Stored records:
┌──
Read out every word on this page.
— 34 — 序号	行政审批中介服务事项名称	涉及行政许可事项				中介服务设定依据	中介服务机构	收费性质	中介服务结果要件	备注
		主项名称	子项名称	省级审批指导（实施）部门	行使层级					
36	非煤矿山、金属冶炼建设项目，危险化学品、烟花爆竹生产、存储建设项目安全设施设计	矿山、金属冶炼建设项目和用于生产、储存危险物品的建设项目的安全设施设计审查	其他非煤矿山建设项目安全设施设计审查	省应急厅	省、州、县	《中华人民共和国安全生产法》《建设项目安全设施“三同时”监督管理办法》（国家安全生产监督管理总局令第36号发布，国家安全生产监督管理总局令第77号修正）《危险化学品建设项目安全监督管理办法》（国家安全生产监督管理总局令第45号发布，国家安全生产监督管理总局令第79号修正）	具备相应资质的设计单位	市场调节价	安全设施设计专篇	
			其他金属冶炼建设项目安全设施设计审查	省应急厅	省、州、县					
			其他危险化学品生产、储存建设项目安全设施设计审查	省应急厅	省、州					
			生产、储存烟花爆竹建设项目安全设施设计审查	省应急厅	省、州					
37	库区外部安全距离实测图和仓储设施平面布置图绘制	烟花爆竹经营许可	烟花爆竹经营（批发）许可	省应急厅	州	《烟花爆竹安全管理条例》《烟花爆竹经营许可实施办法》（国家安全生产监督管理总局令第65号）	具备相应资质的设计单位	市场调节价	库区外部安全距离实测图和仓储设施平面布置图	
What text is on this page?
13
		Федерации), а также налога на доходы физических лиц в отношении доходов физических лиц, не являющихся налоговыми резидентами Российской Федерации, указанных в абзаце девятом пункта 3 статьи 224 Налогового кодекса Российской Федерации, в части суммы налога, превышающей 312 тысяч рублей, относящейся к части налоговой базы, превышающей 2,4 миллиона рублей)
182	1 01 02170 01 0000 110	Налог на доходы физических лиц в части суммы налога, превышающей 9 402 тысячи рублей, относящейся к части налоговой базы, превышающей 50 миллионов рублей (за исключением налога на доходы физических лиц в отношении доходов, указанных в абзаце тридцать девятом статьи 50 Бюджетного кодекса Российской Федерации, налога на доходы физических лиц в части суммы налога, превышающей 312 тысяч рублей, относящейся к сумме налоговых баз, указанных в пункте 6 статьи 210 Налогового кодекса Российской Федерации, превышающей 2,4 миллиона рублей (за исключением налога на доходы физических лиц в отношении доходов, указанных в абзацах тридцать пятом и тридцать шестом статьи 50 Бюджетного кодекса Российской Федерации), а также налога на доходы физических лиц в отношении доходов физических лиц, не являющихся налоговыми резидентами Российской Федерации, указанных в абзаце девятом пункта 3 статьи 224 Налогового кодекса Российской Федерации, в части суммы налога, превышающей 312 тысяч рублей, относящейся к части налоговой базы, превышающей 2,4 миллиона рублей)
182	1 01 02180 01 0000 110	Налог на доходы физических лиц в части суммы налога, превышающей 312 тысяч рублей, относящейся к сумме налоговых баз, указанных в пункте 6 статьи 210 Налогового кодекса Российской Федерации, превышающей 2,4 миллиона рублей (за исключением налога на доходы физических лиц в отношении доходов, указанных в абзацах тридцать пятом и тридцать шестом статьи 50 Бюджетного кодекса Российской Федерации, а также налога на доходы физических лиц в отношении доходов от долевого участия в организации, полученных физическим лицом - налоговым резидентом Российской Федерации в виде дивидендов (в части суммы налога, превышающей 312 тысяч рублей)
└──
Pull out each record as written and restate it exactly.

> [TASK ANSWER]
Read out every word on this page.
— 34 — 序号	行政审批中介服务事项名称	涉及行政许可事项				中介服务设定依据	中介服务机构	收费性质	中介服务结果要件	备注
		主项名称	子项名称	省级审批指导（实施）部门	行使层级					
36	非煤矿山、金属冶炼建设项目，危险化学品、烟花爆竹生产、存储建设项目安全设施设计	矿山、金属冶炼建设项目和用于生产、储存危险物品的建设项目的安全设施设计审查	其他非煤矿山建设项目安全设施设计审查	省应急厅	省、州、县	《中华人民共和国安全生产法》《建设项目安全设施“三同时”监督管理办法》（国家安全生产监督管理总局令第36号发布，国家安全生产监督管理总局令第77号修正）《危险化学品建设项目安全监督管理办法》（国家安全生产监督管理总局令第45号发布，国家安全生产监督管理总局令第79号修正）	具备相应资质的设计单位	市场调节价	安全设施设计专篇	
			其他金属冶炼建设项目安全设施设计审查	省应急厅	省、州、县					
			其他危险化学品生产、储存建设项目安全设施设计审查	省应急厅	省、州					
			生产、储存烟花爆竹建设项目安全设施设计审查	省应急厅	省、州					
37	库区外部安全距离实测图和仓储设施平面布置图绘制	烟花爆竹经营许可	烟花爆竹经营（批发）许可	省应急厅	州	《烟花爆竹安全管理条例》《烟花爆竹经营许可实施办法》（国家安全生产监督管理总局令第65号）	具备相应资质的设计单位	市场调节价	库区外部安全距离实测图和仓储设施平面布置图	
What text is on this page?
13
		Федерации), а также налога на доходы физических лиц в отношении доходов физических лиц, не являющихся налоговыми резидентами Российской Федерации, указанных в абзаце девятом пункта 3 статьи 224 Налогового кодекса Российской Федерации, в части суммы налога, превышающей 312 тысяч рублей, относящейся к части налоговой базы, превышающей 2,4 миллиона рублей)
182	1 01 02170 01 0000 110	Налог на доходы физических лиц в части суммы налога, превышающей 9 402 тысячи рублей, относящейся к части налоговой базы, превышающей 50 миллионов рублей (за исключением налога на доходы физических лиц в отношении доходов, указанных в абзаце тридцать девятом статьи 50 Бюджетного кодекса Российской Федерации, налога на доходы физических лиц в части суммы налога, превышающей 312 тысяч рублей, относящейся к сумме налоговых баз, указанных в пункте 6 статьи 210 Налогового кодекса Российской Федерации, превышающей 2,4 миллиона рублей (за исключением налога на доходы физических лиц в отношении доходов, указанных в абзацах тридцать пятом и тридцать шестом статьи 50 Бюджетного кодекса Российской Федерации), а также налога на доходы физических лиц в отношении доходов физических лиц, не являющихся налоговыми резидентами Российской Федерации, указанных в абзаце девятом пункта 3 статьи 224 Налогового кодекса Российской Федерации, в части суммы налога, превышающей 312 тысяч рублей, относящейся к части налоговой базы, превышающей 2,4 миллиона рублей)
182	1 01 02180 01 0000 110	Налог на доходы физических лиц в части суммы налога, превышающей 312 тысяч рублей, относящейся к сумме налоговых баз, указанных в пункте 6 статьи 210 Налогового кодекса Российской Федерации, превышающей 2,4 миллиона рублей (за исключением налога на доходы физических лиц в отношении доходов, указанных в абзацах тридцать пятом и тридцать шестом статьи 50 Бюджетного кодекса Российской Федерации, а также налога на доходы физических лиц в отношении доходов от долевого участия в организации, полученных физическим лицом - налоговым резидентом Российской Федерации в виде дивидендов (в части суммы налога, превышающей 312 тысяч рублей)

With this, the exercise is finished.